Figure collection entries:
__________________________________________________

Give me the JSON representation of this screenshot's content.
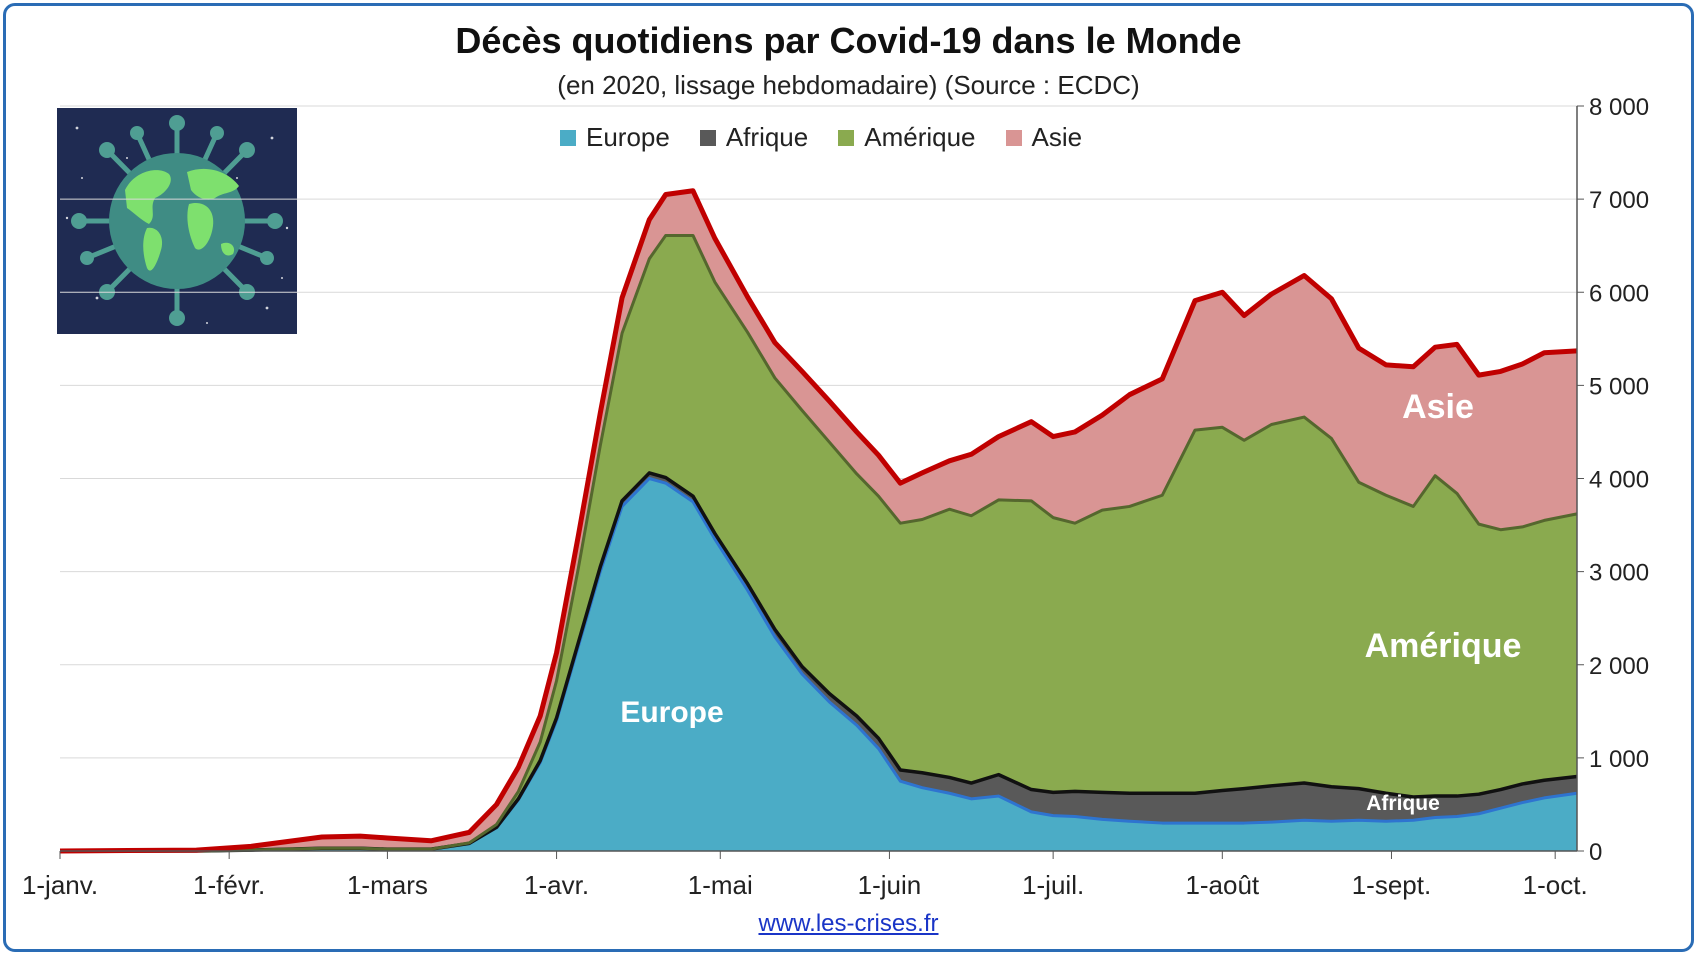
{
  "title": "Décès quotidiens par Covid-19 dans le Monde",
  "subtitle": "(en 2020, lissage hebdomadaire) (Source : ECDC)",
  "source": "www.les-crises.fr",
  "legend": [
    {
      "name": "Europe",
      "color": "#4bacc6"
    },
    {
      "name": "Afrique",
      "color": "#595959"
    },
    {
      "name": "Amérique",
      "color": "#8aaa4f"
    },
    {
      "name": "Asie",
      "color": "#d99594"
    }
  ],
  "icon": "virus-globe-icon",
  "chart_data": {
    "type": "area",
    "stacked": true,
    "title": "Décès quotidiens par Covid-19 dans le Monde",
    "subtitle": "(en 2020, lissage hebdomadaire) (Source : ECDC)",
    "x_ticks": [
      "1-janv.",
      "1-févr.",
      "1-mars",
      "1-avr.",
      "1-mai",
      "1-juin",
      "1-juil.",
      "1-août",
      "1-sept.",
      "1-oct."
    ],
    "x_tick_days": [
      0,
      31,
      60,
      91,
      121,
      152,
      182,
      213,
      244,
      274
    ],
    "y_ticks": [
      "0",
      "1 000",
      "2 000",
      "3 000",
      "4 000",
      "5 000",
      "6 000",
      "7 000",
      "8 000"
    ],
    "ylim": [
      0,
      8000
    ],
    "xlim_days": [
      0,
      278
    ],
    "y_axis_side": "right",
    "grid": true,
    "legend_position": "top",
    "x_days": [
      0,
      25,
      35,
      48,
      55,
      60,
      68,
      75,
      80,
      84,
      88,
      91,
      95,
      99,
      103,
      108,
      111,
      116,
      120,
      126,
      131,
      136,
      141,
      146,
      150,
      154,
      158,
      163,
      167,
      172,
      178,
      182,
      186,
      191,
      196,
      202,
      208,
      213,
      217,
      222,
      228,
      233,
      238,
      243,
      248,
      252,
      256,
      260,
      264,
      268,
      272,
      278
    ],
    "series": [
      {
        "name": "Europe",
        "color": "#4bacc6",
        "line": "#2e74d0",
        "values": [
          0,
          0,
          10,
          30,
          30,
          20,
          20,
          80,
          250,
          550,
          950,
          1400,
          2200,
          3000,
          3700,
          4000,
          3950,
          3750,
          3350,
          2800,
          2300,
          1900,
          1600,
          1350,
          1100,
          750,
          680,
          620,
          560,
          590,
          420,
          380,
          370,
          340,
          320,
          300,
          300,
          300,
          300,
          310,
          330,
          320,
          330,
          320,
          330,
          360,
          370,
          400,
          460,
          520,
          570,
          620
        ]
      },
      {
        "name": "Afrique",
        "color": "#595959",
        "line": "#111111",
        "values": [
          0,
          0,
          0,
          0,
          0,
          0,
          0,
          2,
          5,
          10,
          20,
          30,
          40,
          50,
          60,
          60,
          60,
          60,
          60,
          70,
          80,
          80,
          90,
          100,
          110,
          120,
          160,
          170,
          170,
          230,
          240,
          250,
          270,
          290,
          300,
          320,
          320,
          350,
          370,
          390,
          400,
          370,
          340,
          300,
          250,
          230,
          220,
          210,
          200,
          200,
          190,
          180
        ]
      },
      {
        "name": "Amérique",
        "color": "#8aaa4f",
        "line": "#55672e",
        "values": [
          0,
          0,
          0,
          0,
          0,
          0,
          0,
          5,
          30,
          80,
          200,
          400,
          800,
          1300,
          1800,
          2300,
          2600,
          2800,
          2700,
          2700,
          2700,
          2750,
          2700,
          2600,
          2600,
          2650,
          2720,
          2880,
          2870,
          2950,
          3100,
          2950,
          2880,
          3030,
          3080,
          3200,
          3900,
          3900,
          3740,
          3880,
          3930,
          3740,
          3290,
          3200,
          3120,
          3440,
          3250,
          2900,
          2790,
          2760,
          2790,
          2820
        ]
      },
      {
        "name": "Asie",
        "color": "#d99594",
        "line": "#c00000",
        "values": [
          0,
          10,
          40,
          120,
          130,
          120,
          90,
          113,
          215,
          260,
          280,
          300,
          350,
          350,
          380,
          420,
          440,
          480,
          470,
          380,
          380,
          420,
          440,
          450,
          440,
          430,
          500,
          520,
          660,
          680,
          850,
          870,
          980,
          1020,
          1200,
          1250,
          1390,
          1450,
          1340,
          1400,
          1520,
          1500,
          1440,
          1400,
          1500,
          1380,
          1600,
          1600,
          1700,
          1750,
          1800,
          1750
        ]
      }
    ]
  }
}
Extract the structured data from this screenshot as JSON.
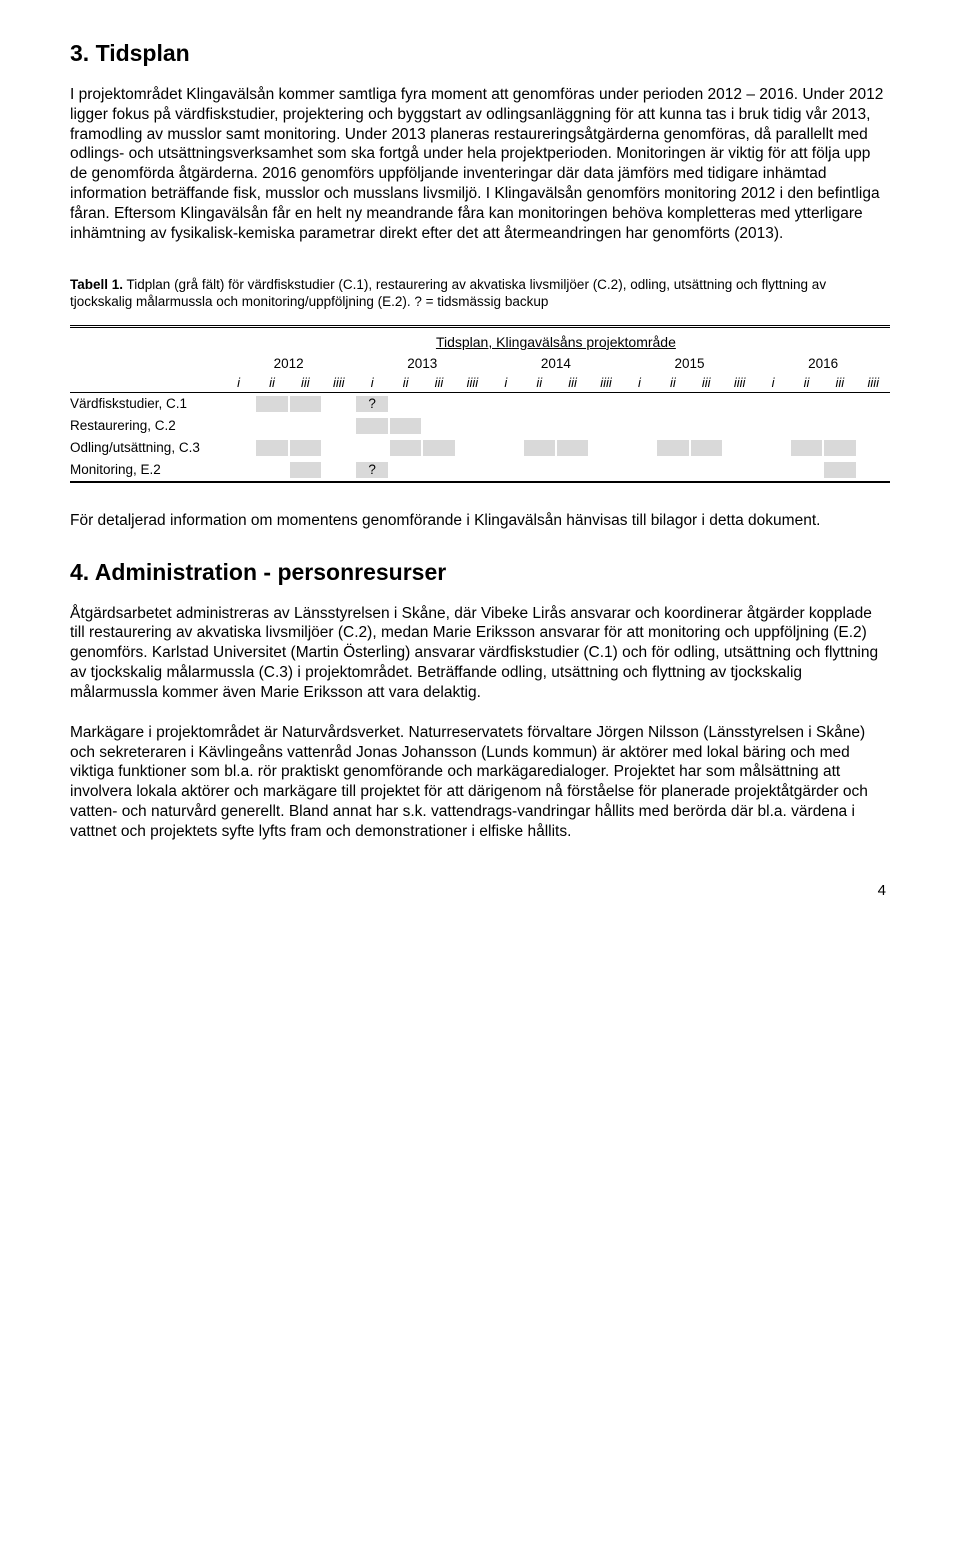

__________________________________________________

> Exercise objective
The records above are to be transcribed in full, with images omitted.

> Answer below
Give me the JSON representation of this screenshot's content.
{
  "title": "Décès quotidiens par Covid-19 dans le Monde",
  "subtitle": "(en 2020, lissage hebdomadaire) (Source : ECDC)",
  "source": "www.les-crises.fr",
  "legend": [
    {
      "name": "Europe",
      "color": "#4bacc6"
    },
    {
      "name": "Afrique",
      "color": "#595959"
    },
    {
      "name": "Amérique",
      "color": "#8aaa4f"
    },
    {
      "name": "Asie",
      "color": "#d99594"
    }
  ],
  "icon": "virus-globe-icon",
  "chart_data": {
    "type": "area",
    "stacked": true,
    "title": "Décès quotidiens par Covid-19 dans le Monde",
    "subtitle": "(en 2020, lissage hebdomadaire) (Source : ECDC)",
    "x_ticks": [
      "1-janv.",
      "1-févr.",
      "1-mars",
      "1-avr.",
      "1-mai",
      "1-juin",
      "1-juil.",
      "1-août",
      "1-sept.",
      "1-oct."
    ],
    "x_tick_days": [
      0,
      31,
      60,
      91,
      121,
      152,
      182,
      213,
      244,
      274
    ],
    "y_ticks": [
      "0",
      "1 000",
      "2 000",
      "3 000",
      "4 000",
      "5 000",
      "6 000",
      "7 000",
      "8 000"
    ],
    "ylim": [
      0,
      8000
    ],
    "xlim_days": [
      0,
      278
    ],
    "y_axis_side": "right",
    "grid": true,
    "legend_position": "top",
    "x_days": [
      0,
      25,
      35,
      48,
      55,
      60,
      68,
      75,
      80,
      84,
      88,
      91,
      95,
      99,
      103,
      108,
      111,
      116,
      120,
      126,
      131,
      136,
      141,
      146,
      150,
      154,
      158,
      163,
      167,
      172,
      178,
      182,
      186,
      191,
      196,
      202,
      208,
      213,
      217,
      222,
      228,
      233,
      238,
      243,
      248,
      252,
      256,
      260,
      264,
      268,
      272,
      278
    ],
    "series": [
      {
        "name": "Europe",
        "color": "#4bacc6",
        "line": "#2e74d0",
        "values": [
          0,
          0,
          10,
          30,
          30,
          20,
          20,
          80,
          250,
          550,
          950,
          1400,
          2200,
          3000,
          3700,
          4000,
          3950,
          3750,
          3350,
          2800,
          2300,
          1900,
          1600,
          1350,
          1100,
          750,
          680,
          620,
          560,
          590,
          420,
          380,
          370,
          340,
          320,
          300,
          300,
          300,
          300,
          310,
          330,
          320,
          330,
          320,
          330,
          360,
          370,
          400,
          460,
          520,
          570,
          620
        ]
      },
      {
        "name": "Afrique",
        "color": "#595959",
        "line": "#111111",
        "values": [
          0,
          0,
          0,
          0,
          0,
          0,
          0,
          2,
          5,
          10,
          20,
          30,
          40,
          50,
          60,
          60,
          60,
          60,
          60,
          70,
          80,
          80,
          90,
          100,
          110,
          120,
          160,
          170,
          170,
          230,
          240,
          250,
          270,
          290,
          300,
          320,
          320,
          350,
          370,
          390,
          400,
          370,
          340,
          300,
          250,
          230,
          220,
          210,
          200,
          200,
          190,
          180
        ]
      },
      {
        "name": "Amérique",
        "color": "#8aaa4f",
        "line": "#55672e",
        "values": [
          0,
          0,
          0,
          0,
          0,
          0,
          0,
          5,
          30,
          80,
          200,
          400,
          800,
          1300,
          1800,
          2300,
          2600,
          2800,
          2700,
          2700,
          2700,
          2750,
          2700,
          2600,
          2600,
          2650,
          2720,
          2880,
          2870,
          2950,
          3100,
          2950,
          2880,
          3030,
          3080,
          3200,
          3900,
          3900,
          3740,
          3880,
          3930,
          3740,
          3290,
          3200,
          3120,
          3440,
          3250,
          2900,
          2790,
          2760,
          2790,
          2820
        ]
      },
      {
        "name": "Asie",
        "color": "#d99594",
        "line": "#c00000",
        "values": [
          0,
          10,
          40,
          120,
          130,
          120,
          90,
          113,
          215,
          260,
          280,
          300,
          350,
          350,
          380,
          420,
          440,
          480,
          470,
          380,
          380,
          420,
          440,
          450,
          440,
          430,
          500,
          520,
          660,
          680,
          850,
          870,
          980,
          1020,
          1200,
          1250,
          1390,
          1450,
          1340,
          1400,
          1520,
          1500,
          1440,
          1400,
          1500,
          1380,
          1600,
          1600,
          1700,
          1750,
          1800,
          1750
        ]
      }
    ]
  }
}
Extract the structured data from this screenshot as JSON.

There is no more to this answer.